Data shown:
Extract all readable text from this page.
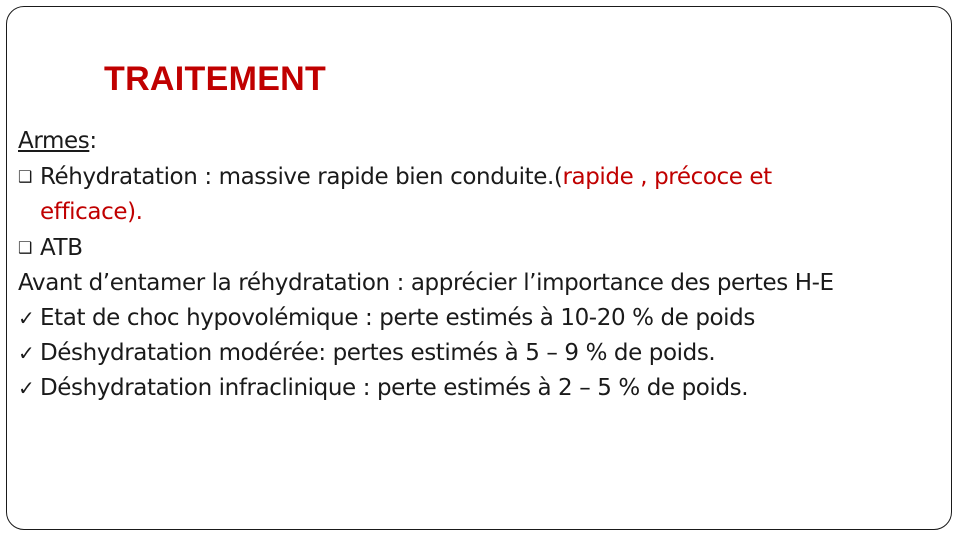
TRAITEMENT
Armes:
❑ Réhydratation : massive rapide bien conduite.(rapide , précoce et
efficace).
❑ ATB
Avant d’entamer la réhydratation : apprécier l’importance des pertes H-E
✓ Etat de choc hypovolémique : perte estimés à 10-20 % de poids
✓ Déshydratation modérée: pertes estimés à 5 – 9 % de poids.
✓ Déshydratation infraclinique : perte estimés à 2 – 5 % de poids.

Work instructions: In your copy, repeat each record exactly and include no pictures.

Completed task:
Extract all readable text from this page.
TRAITEMENT
Armes:
❑ Réhydratation : massive rapide bien conduite.(rapide , précoce et
efficace).
❑ ATB
Avant d’entamer la réhydratation : apprécier l’importance des pertes H-E
✓ Etat de choc hypovolémique : perte estimés à 10-20 % de poids
✓ Déshydratation modérée: pertes estimés à 5 – 9 % de poids.
✓ Déshydratation infraclinique : perte estimés à 2 – 5 % de poids.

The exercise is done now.